DOSTARCZONY FRAGMENT –
+===+
„My to robimy. Jeździmy, spotykamy się z ludźmi. Ludzie zaczynają otwierać oczy i widzą, że siepacze Tuska i Bodnara nie mają szans rozwijać Polski” – powiedział prof. Przemysław Czarnek, poseł Prawa i Sprawiedliwości w rozmowie z RMF FM, komentując wynik wyborów samorządowych. „Wygraliśmy. I to rzeczywiście w sposób mało spodziewany - jeszcze miesiąc temu czy trzy miesiące temu”- podkreślił polityk.
W sejmiku województwa lubelskiego PiS zwiększył swoje posiadanie.(…) Utrzymaliśmy władzę w kilku województwach, chociaż Platforma Obywatelska wieszczyła, że być może będziemy rządzić tylko w jednym sejmiku. W wielu gminach i powiatach zmiażdżyliśmy konkurencję. Nasi kandydaci wygrywają. W związku z tym naprawdę - to jest zwycięstwo Prawa i Sprawiedliwości
— komentował były minister edukacji.
Patrząc na wyniki z 2018 r., zwiększamy nasz stan posiadania
— podkreślił.
Poseł PiS zwrócił uwagę, że wynik sondażowy jest lepszy od tego, który Prawo i Sprawiedliwość osiągnęło w roku 2018, kiedy było „na fali”.
+===+
DOSTARCZONE DANE –
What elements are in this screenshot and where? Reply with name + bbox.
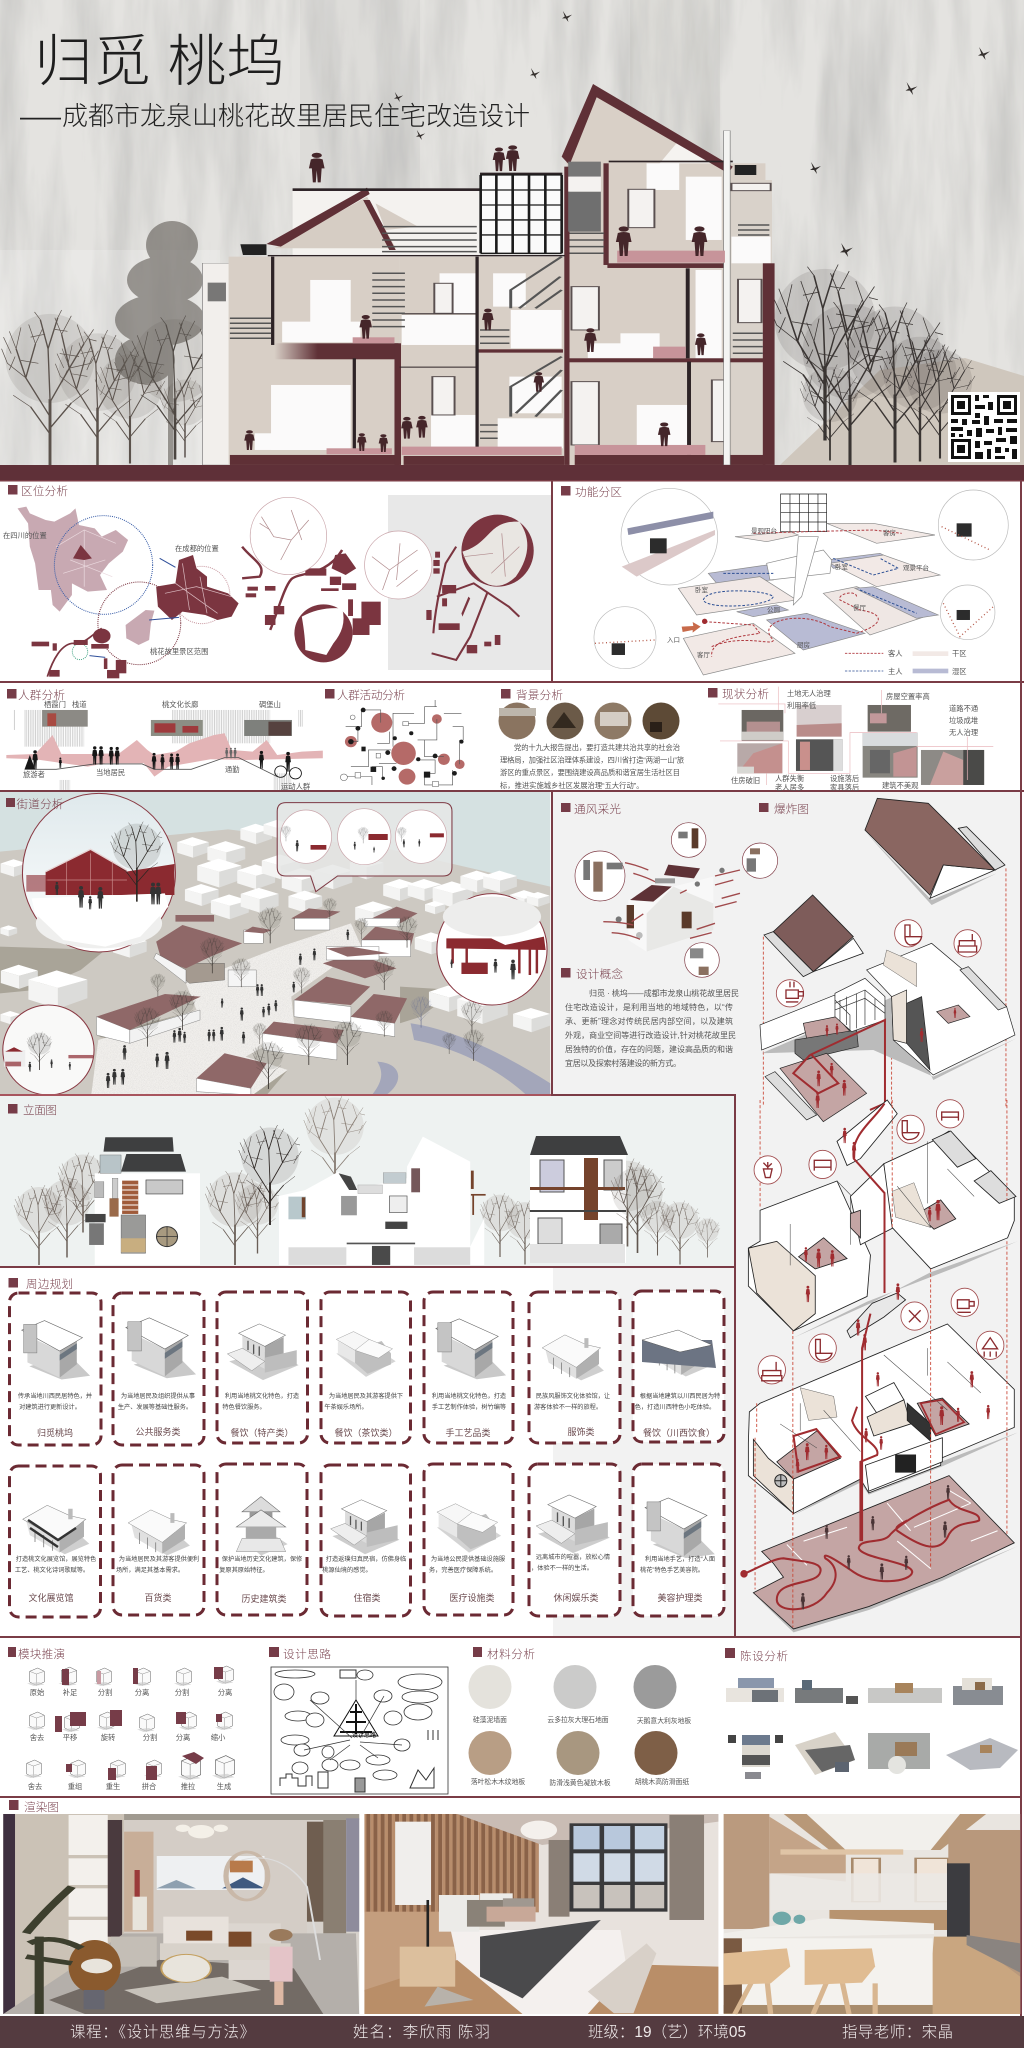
+===+
POLECENIE A – W sejmiku którego województwa PiS zwiększył swoje posiadanie według fragmentu o wyborach samorządowych?
POLECENIE B – Rozwiń fragment o wyborach samorządowych, pisząc jego dalszy ciąg od ostatniego zdania.

ODPOWIEDŹ A – W sejmiku województwa lubelskiego.

ODPOWIEDŹ B –
Rozmowy z Konfederacją i PSL
Odnosząc się do sejmiku województwa lubelskiego, Czarnek wskazał:
Mam nadzieję, że Konfederacja zdobędzie jeden czy dwa mandaty i będzie z nami w koalicji. Liczę również na współpracę z kolegami z Polskiego Stronnictwa Ludowego (…), Z PSL rozmawialiśmy od kilkunastu tygodni, mimo że mamy bezwzględną większość w sejmiku województwa lubelskiego.
Nam się tu na dole dobrze rozmawia
— zapewnił. Przyznał, że zarówno PiS, jak i Ludowcy na Lubelszczyźnie mają świadomość, że są „skazani na współpracę”.
Zdaniem posła, z sondaży wyborczych jasno wynika, że PiS posiada największe poparcie w Polsce, wygrał kolejne wybory i jest to sygnał, że społeczeństwo nie jest zadowolone z rządów Platformy Obywatelskiej, a poparcie dla PiS-u stale rośnie.
Wybory samorządowe pokazują, że wygrywamy po raz dziewiąty
— powiedział Czarnek.
CZYTAJ TAKŻE: Czarnek: Jako przewodniczący struktur PiS w woj. lubelskim już wcześniej rozpocząłem rozmowy z kolegami z Konfederacji i PSL
„Polska się rozwija, bo stoimy na fundamentach”
Zapytany o niskie poparcie dla PiS-u w największych miastach w Polsce jak Warszawa czy Kraków zaznaczył, że nie martwi się tym, gdyż zwiększone poparcie dla partii o charakterze lewicowym w największych miastach to standard do którego zmierza Europa.
„W wielkich miastach wygrywa Lewica i centrolewica, tak po prostu jest na świecie”, a PiS jest - jak podkreślił - ugrupowaniem, które nie zamierza zmieniać swoich poglądów.
My musimy utrzymać naszą tożsamość i stać na fundamentach
— podkreślił poseł PiS.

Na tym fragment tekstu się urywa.